- TASK INSTRUCTIONS -
Filter the entries below, keeping only the lines that contain the string "each" with the same capitalization.

--- RECORDS FOR THIS EXERCISE ---

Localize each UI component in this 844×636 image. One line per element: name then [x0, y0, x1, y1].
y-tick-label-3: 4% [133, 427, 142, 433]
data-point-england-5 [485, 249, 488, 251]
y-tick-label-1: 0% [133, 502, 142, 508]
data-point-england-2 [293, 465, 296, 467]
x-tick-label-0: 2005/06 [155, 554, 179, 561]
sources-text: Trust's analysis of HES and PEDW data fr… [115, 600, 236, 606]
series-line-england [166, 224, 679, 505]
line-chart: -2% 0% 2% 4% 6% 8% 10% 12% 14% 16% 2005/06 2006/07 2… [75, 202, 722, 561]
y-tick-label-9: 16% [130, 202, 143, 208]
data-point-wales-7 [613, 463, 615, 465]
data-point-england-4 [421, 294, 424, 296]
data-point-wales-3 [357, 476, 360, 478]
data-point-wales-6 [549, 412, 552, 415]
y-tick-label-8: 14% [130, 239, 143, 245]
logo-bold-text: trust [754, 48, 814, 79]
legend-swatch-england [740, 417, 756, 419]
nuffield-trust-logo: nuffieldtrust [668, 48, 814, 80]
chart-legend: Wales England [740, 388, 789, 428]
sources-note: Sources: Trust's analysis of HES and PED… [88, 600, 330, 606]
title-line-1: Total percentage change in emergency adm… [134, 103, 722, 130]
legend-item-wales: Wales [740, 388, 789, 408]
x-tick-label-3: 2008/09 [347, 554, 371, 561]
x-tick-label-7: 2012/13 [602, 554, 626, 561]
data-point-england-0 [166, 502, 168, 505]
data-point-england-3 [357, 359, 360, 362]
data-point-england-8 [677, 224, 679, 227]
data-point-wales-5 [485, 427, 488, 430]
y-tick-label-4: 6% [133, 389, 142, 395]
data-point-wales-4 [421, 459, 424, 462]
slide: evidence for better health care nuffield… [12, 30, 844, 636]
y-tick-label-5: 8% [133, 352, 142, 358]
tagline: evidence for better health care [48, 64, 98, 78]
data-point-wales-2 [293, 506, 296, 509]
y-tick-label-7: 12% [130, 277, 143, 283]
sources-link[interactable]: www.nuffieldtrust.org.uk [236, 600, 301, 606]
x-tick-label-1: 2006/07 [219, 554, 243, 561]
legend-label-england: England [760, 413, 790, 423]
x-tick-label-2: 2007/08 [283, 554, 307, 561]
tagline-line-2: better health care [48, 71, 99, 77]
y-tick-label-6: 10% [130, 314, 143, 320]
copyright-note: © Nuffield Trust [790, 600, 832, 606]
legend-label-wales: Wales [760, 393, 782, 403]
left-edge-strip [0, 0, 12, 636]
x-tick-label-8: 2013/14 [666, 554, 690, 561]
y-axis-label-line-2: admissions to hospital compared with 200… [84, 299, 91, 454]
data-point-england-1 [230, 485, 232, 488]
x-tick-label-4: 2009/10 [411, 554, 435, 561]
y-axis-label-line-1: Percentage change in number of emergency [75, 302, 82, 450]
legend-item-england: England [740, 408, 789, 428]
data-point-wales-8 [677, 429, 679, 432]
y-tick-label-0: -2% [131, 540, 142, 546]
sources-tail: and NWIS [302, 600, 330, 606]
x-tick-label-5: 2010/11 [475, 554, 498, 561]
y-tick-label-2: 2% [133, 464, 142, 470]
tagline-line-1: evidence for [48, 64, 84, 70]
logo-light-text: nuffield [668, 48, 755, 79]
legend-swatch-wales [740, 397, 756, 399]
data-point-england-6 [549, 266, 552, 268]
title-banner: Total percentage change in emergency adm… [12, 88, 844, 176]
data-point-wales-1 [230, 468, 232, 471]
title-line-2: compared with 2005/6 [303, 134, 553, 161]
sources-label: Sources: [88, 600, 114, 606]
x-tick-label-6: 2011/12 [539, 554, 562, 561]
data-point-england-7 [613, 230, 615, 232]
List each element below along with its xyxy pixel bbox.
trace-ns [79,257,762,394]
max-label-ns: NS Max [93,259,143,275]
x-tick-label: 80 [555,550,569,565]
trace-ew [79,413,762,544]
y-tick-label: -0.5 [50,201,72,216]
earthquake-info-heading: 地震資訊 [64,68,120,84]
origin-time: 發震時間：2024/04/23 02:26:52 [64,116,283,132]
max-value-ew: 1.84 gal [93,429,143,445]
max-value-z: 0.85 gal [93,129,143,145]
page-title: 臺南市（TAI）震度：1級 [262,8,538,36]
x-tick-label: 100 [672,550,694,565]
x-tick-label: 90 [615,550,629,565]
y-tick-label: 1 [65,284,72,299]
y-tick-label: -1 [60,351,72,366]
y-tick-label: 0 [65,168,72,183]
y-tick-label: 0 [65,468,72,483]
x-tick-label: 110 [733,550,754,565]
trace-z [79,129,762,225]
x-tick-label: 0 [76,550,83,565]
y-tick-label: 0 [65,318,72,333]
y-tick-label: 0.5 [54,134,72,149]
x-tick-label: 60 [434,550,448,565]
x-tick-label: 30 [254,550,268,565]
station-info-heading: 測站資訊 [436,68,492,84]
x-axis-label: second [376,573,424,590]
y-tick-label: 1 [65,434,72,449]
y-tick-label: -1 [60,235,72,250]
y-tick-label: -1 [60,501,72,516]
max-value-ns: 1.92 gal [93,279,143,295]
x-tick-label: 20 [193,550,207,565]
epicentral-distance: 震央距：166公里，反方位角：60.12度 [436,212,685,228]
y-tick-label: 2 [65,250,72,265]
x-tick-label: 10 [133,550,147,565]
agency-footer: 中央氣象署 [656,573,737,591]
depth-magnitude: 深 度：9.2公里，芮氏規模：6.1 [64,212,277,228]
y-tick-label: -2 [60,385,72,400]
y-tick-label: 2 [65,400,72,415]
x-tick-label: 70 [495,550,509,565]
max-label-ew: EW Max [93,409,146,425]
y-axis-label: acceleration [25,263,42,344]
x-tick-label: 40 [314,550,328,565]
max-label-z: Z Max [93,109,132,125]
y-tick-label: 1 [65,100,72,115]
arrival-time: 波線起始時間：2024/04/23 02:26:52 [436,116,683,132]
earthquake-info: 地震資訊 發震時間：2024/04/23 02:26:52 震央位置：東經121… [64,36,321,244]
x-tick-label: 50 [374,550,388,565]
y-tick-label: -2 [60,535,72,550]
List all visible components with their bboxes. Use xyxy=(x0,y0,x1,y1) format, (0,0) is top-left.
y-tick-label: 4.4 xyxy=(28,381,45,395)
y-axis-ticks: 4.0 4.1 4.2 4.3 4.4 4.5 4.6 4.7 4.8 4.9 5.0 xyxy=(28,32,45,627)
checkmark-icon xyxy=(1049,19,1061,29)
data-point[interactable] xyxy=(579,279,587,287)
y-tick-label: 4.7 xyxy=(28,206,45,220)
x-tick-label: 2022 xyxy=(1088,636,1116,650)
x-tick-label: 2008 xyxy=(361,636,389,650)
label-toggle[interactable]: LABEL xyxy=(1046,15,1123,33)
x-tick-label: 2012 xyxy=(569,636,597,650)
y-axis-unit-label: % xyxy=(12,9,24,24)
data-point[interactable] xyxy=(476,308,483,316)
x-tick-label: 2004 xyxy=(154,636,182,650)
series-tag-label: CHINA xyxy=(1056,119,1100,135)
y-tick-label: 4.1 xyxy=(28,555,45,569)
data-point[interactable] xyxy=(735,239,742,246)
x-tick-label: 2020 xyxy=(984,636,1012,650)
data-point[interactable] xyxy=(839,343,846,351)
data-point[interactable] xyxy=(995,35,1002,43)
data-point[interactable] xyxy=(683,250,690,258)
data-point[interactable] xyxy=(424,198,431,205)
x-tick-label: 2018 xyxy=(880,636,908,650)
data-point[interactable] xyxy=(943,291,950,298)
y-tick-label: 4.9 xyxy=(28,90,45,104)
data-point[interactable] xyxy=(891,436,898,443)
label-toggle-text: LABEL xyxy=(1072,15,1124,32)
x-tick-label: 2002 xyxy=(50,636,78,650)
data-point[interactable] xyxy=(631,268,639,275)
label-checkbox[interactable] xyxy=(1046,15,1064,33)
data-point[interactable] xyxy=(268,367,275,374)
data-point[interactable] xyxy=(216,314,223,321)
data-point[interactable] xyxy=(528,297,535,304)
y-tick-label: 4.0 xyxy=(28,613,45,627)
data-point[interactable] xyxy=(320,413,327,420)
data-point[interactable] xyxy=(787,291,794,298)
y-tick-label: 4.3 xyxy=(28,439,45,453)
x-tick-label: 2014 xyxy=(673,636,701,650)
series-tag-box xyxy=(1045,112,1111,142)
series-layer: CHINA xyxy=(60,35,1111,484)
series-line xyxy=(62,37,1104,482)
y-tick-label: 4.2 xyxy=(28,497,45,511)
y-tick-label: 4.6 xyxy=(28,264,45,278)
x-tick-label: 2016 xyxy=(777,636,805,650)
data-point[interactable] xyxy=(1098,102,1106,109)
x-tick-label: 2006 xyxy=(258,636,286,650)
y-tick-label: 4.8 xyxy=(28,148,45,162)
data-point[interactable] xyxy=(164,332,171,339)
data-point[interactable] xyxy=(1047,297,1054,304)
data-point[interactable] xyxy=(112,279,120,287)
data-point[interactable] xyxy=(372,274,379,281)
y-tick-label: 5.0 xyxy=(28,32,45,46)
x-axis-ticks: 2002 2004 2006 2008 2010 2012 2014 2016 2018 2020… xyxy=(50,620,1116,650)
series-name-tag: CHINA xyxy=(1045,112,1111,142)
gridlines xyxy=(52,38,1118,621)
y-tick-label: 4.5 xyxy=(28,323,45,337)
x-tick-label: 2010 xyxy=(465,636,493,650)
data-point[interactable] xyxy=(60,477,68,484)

---

- FINAL ANSWER -
Localize each UI component in this 844×636 image. One line per element: name then [x0, y0, x1, y1].
List each element below along with its xyxy pixel bbox.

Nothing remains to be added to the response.